#### Records to use

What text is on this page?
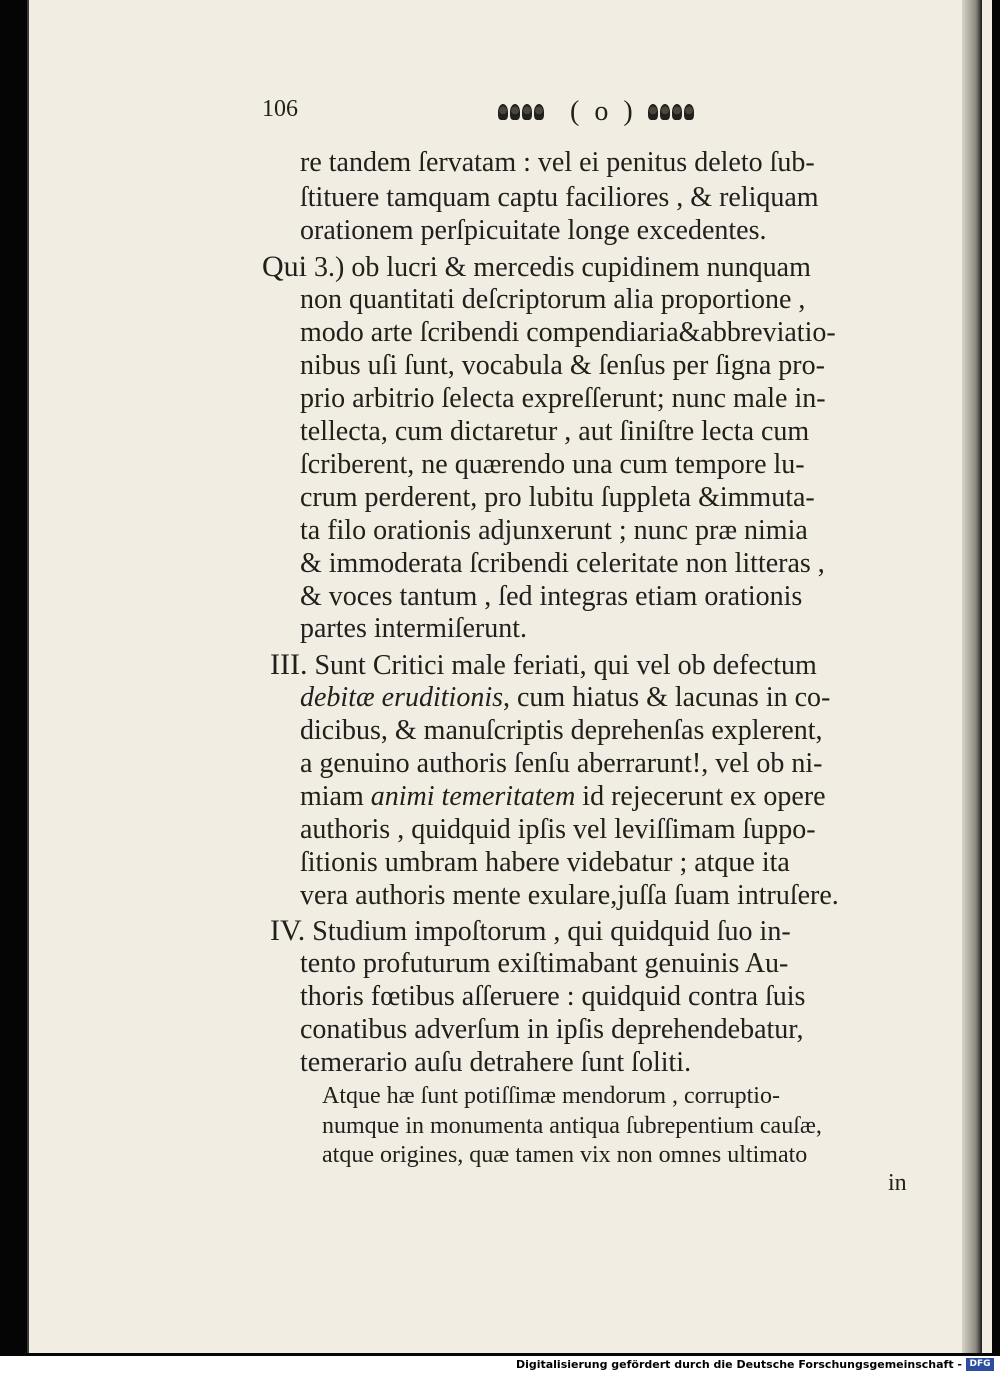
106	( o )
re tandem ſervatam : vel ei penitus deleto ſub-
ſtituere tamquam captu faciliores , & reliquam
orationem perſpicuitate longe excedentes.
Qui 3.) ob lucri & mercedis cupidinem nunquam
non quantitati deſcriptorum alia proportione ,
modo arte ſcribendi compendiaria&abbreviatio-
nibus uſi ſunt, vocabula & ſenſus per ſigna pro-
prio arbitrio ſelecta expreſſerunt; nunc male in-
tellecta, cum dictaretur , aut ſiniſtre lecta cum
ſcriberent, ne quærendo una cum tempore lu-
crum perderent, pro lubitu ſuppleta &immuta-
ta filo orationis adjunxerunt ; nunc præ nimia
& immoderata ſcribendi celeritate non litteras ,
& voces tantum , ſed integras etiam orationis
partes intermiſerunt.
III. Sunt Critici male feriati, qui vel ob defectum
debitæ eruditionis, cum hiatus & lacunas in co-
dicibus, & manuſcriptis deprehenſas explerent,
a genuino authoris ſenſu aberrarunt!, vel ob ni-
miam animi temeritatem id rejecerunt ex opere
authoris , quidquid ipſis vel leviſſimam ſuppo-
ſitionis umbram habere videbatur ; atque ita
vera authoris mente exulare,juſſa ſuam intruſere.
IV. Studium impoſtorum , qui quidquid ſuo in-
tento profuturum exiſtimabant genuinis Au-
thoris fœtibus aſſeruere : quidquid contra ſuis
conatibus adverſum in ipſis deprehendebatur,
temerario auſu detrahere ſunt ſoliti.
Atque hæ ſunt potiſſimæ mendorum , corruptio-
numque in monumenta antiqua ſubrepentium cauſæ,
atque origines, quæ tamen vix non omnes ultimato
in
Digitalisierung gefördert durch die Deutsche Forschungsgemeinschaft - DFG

########

■ **Your goal**
Copy out all of the data word for word. Do not carry over any picture.

■ **Answer to this task**
What text is on this page?
106	( o )
re tandem ſervatam : vel ei penitus deleto ſub-
ſtituere tamquam captu faciliores , & reliquam
orationem perſpicuitate longe excedentes.
Qui 3.) ob lucri & mercedis cupidinem nunquam
non quantitati deſcriptorum alia proportione ,
modo arte ſcribendi compendiaria&abbreviatio-
nibus uſi ſunt, vocabula & ſenſus per ſigna pro-
prio arbitrio ſelecta expreſſerunt; nunc male in-
tellecta, cum dictaretur , aut ſiniſtre lecta cum
ſcriberent, ne quærendo una cum tempore lu-
crum perderent, pro lubitu ſuppleta &immuta-
ta filo orationis adjunxerunt ; nunc præ nimia
& immoderata ſcribendi celeritate non litteras ,
& voces tantum , ſed integras etiam orationis
partes intermiſerunt.
III. Sunt Critici male feriati, qui vel ob defectum
debitæ eruditionis, cum hiatus & lacunas in co-
dicibus, & manuſcriptis deprehenſas explerent,
a genuino authoris ſenſu aberrarunt!, vel ob ni-
miam animi temeritatem id rejecerunt ex opere
authoris , quidquid ipſis vel leviſſimam ſuppo-
ſitionis umbram habere videbatur ; atque ita
vera authoris mente exulare,juſſa ſuam intruſere.
IV. Studium impoſtorum , qui quidquid ſuo in-
tento profuturum exiſtimabant genuinis Au-
thoris fœtibus aſſeruere : quidquid contra ſuis
conatibus adverſum in ipſis deprehendebatur,
temerario auſu detrahere ſunt ſoliti.
Atque hæ ſunt potiſſimæ mendorum , corruptio-
numque in monumenta antiqua ſubrepentium cauſæ,
atque origines, quæ tamen vix non omnes ultimato
in
Digitalisierung gefördert durch die Deutsche Forschungsgemeinschaft - DFG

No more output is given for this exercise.